**Task objective:**
Transcribe the listing in full, excluding any pictures.

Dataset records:
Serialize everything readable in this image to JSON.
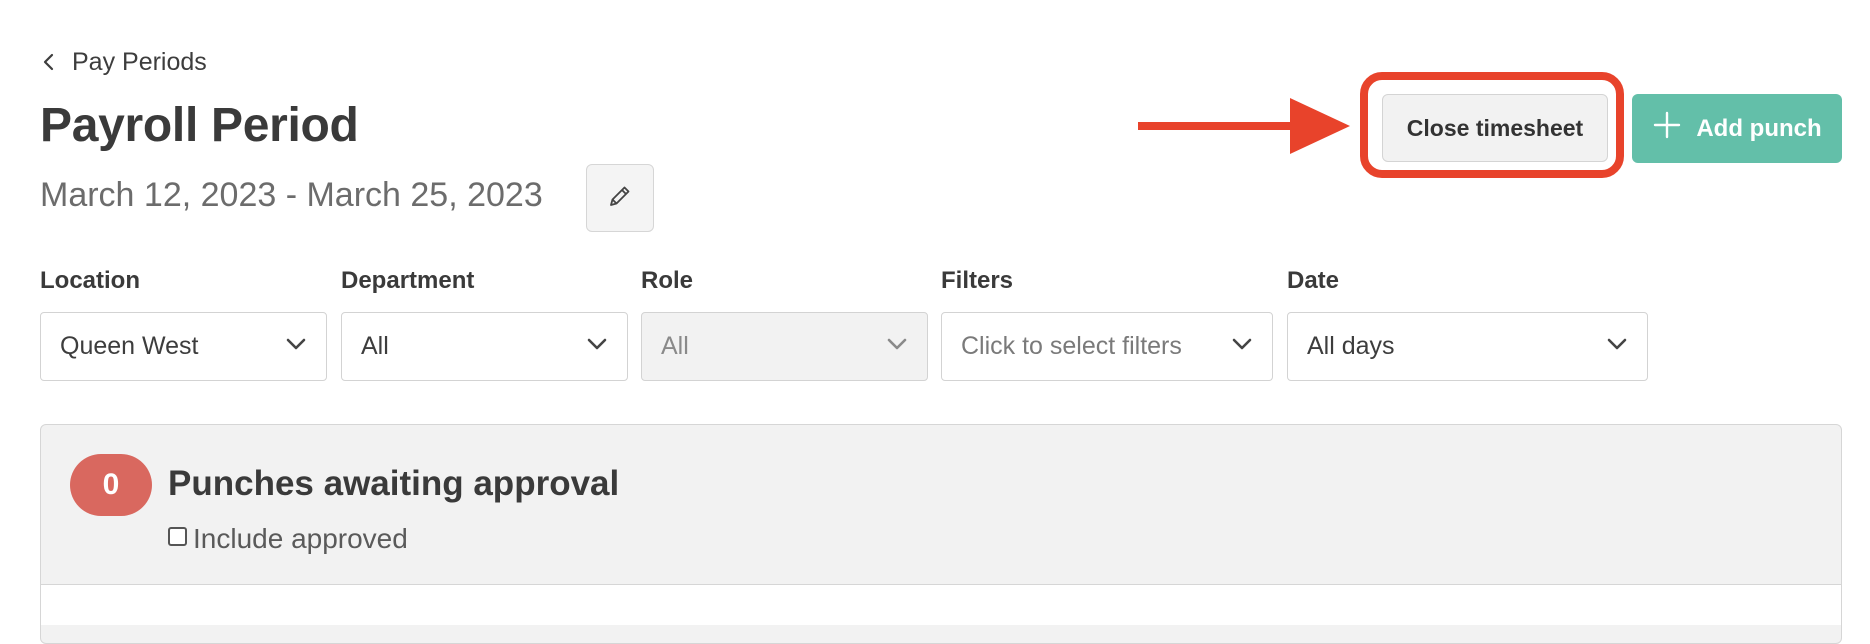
{
  "breadcrumb": {
    "label": "Pay Periods"
  },
  "header": {
    "title": "Payroll Period",
    "date_range": "March 12, 2023 - March 25, 2023"
  },
  "actions": {
    "close_timesheet_label": "Close timesheet",
    "add_punch_label": "Add punch"
  },
  "filters": [
    {
      "label": "Location",
      "value": "Queen West",
      "disabled": false
    },
    {
      "label": "Department",
      "value": "All",
      "disabled": false
    },
    {
      "label": "Role",
      "value": "All",
      "disabled": true
    },
    {
      "label": "Filters",
      "value": "Click to select filters",
      "placeholder": true,
      "disabled": false
    },
    {
      "label": "Date",
      "value": "All days",
      "disabled": false
    }
  ],
  "approval_panel": {
    "count": "0",
    "title": "Punches awaiting approval",
    "include_approved_label": "Include approved",
    "include_approved_checked": false
  },
  "colors": {
    "accent_green": "#63bfa9",
    "annotation_red": "#e8432b",
    "badge_red": "#d9685f"
  },
  "icons": {
    "back": "chevron-left-icon",
    "edit": "pencil-icon",
    "add": "plus-icon",
    "dropdown": "chevron-down-icon"
  }
}
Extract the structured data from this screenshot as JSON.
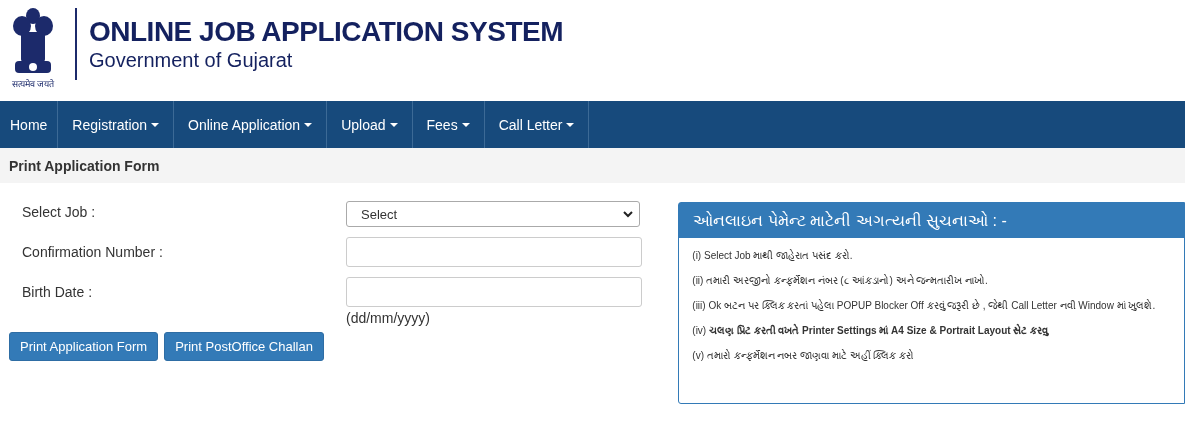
{
  "header": {
    "title": "ONLINE JOB APPLICATION SYSTEM",
    "subtitle": "Government of Gujarat",
    "emblem_motto": "सत्यमेव जयते"
  },
  "nav": [
    {
      "label": "Home",
      "dropdown": false
    },
    {
      "label": "Registration",
      "dropdown": true
    },
    {
      "label": "Online Application",
      "dropdown": true
    },
    {
      "label": "Upload",
      "dropdown": true
    },
    {
      "label": "Fees",
      "dropdown": true
    },
    {
      "label": "Call Letter",
      "dropdown": true
    }
  ],
  "page_title": "Print Application Form",
  "form": {
    "fields": [
      {
        "label": "Select Job :",
        "kind": "select",
        "value": "Select"
      },
      {
        "label": "Confirmation Number :",
        "kind": "text"
      },
      {
        "label": "Birth Date :",
        "kind": "text",
        "hint": "(dd/mm/yyyy)"
      }
    ],
    "buttons": [
      "Print Application Form",
      "Print PostOffice Challan"
    ]
  },
  "notice": {
    "title": "ઓનલાઇન પેમેન્ટ માટેની અગત્યની સુચનાઓ : -",
    "items": [
      "(i) Select Job માથી જાહેરાત પસંદ કરો.",
      "(ii) તમારી અરજીનો કન્ફર્મેશન નંબર (૮ આંકડાનો) અને જન્મતારીખ નાખો.",
      "(iii) Ok બટન પર ક્લિક કરતાં પહેલા POPUP Blocker Off કરવું જરૂરી છે , જેથી Call Letter નવી Window માં ખુલશે.",
      "(iv) **ચલણ પ્રિંટ કરતી વખતે Printer Settings માં A4 Size & Portrait Layout સેટ કરવુ**",
      "(v) તમારો કન્ફર્મેશન નબર જાણવા માટે અહીં ક્લિક કરો"
    ]
  }
}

**Exercise solution:**
Serialize everything readable in this image to JSON.
{
  "breadcrumb": {
    "label": "Pay Periods"
  },
  "header": {
    "title": "Payroll Period",
    "date_range": "March 12, 2023 - March 25, 2023"
  },
  "actions": {
    "close_timesheet_label": "Close timesheet",
    "add_punch_label": "Add punch"
  },
  "filters": [
    {
      "label": "Location",
      "value": "Queen West",
      "disabled": false
    },
    {
      "label": "Department",
      "value": "All",
      "disabled": false
    },
    {
      "label": "Role",
      "value": "All",
      "disabled": true
    },
    {
      "label": "Filters",
      "value": "Click to select filters",
      "placeholder": true,
      "disabled": false
    },
    {
      "label": "Date",
      "value": "All days",
      "disabled": false
    }
  ],
  "approval_panel": {
    "count": "0",
    "title": "Punches awaiting approval",
    "include_approved_label": "Include approved",
    "include_approved_checked": false
  },
  "colors": {
    "accent_green": "#63bfa9",
    "annotation_red": "#e8432b",
    "badge_red": "#d9685f"
  },
  "icons": {
    "back": "chevron-left-icon",
    "edit": "pencil-icon",
    "add": "plus-icon",
    "dropdown": "chevron-down-icon"
  }
}
Extract the structured data from this screenshot as JSON.
{
  "header": {
    "title": "ONLINE JOB APPLICATION SYSTEM",
    "subtitle": "Government of Gujarat",
    "emblem_motto": "सत्यमेव जयते"
  },
  "nav": [
    {
      "label": "Home",
      "dropdown": false
    },
    {
      "label": "Registration",
      "dropdown": true
    },
    {
      "label": "Online Application",
      "dropdown": true
    },
    {
      "label": "Upload",
      "dropdown": true
    },
    {
      "label": "Fees",
      "dropdown": true
    },
    {
      "label": "Call Letter",
      "dropdown": true
    }
  ],
  "page_title": "Print Application Form",
  "form": {
    "fields": [
      {
        "label": "Select Job :",
        "kind": "select",
        "value": "Select"
      },
      {
        "label": "Confirmation Number :",
        "kind": "text"
      },
      {
        "label": "Birth Date :",
        "kind": "text",
        "hint": "(dd/mm/yyyy)"
      }
    ],
    "buttons": [
      "Print Application Form",
      "Print PostOffice Challan"
    ]
  },
  "notice": {
    "title": "ઓનલાઇન પેમેન્ટ માટેની અગત્યની સુચનાઓ : -",
    "items": [
      "(i) Select Job માથી જાહેરાત પસંદ કરો.",
      "(ii) તમારી અરજીનો કન્ફર્મેશન નંબર (૮ આંકડાનો) અને જન્મતારીખ નાખો.",
      "(iii) Ok બટન પર ક્લિક કરતાં પહેલા POPUP Blocker Off કરવું જરૂરી છે , જેથી Call Letter નવી Window માં ખુલશે.",
      "(iv) **ચલણ પ્રિંટ કરતી વખતે Printer Settings માં A4 Size & Portrait Layout સેટ કરવુ**",
      "(v) તમારો કન્ફર્મેશન નબર જાણવા માટે અહીં ક્લિક કરો"
    ]
  }
}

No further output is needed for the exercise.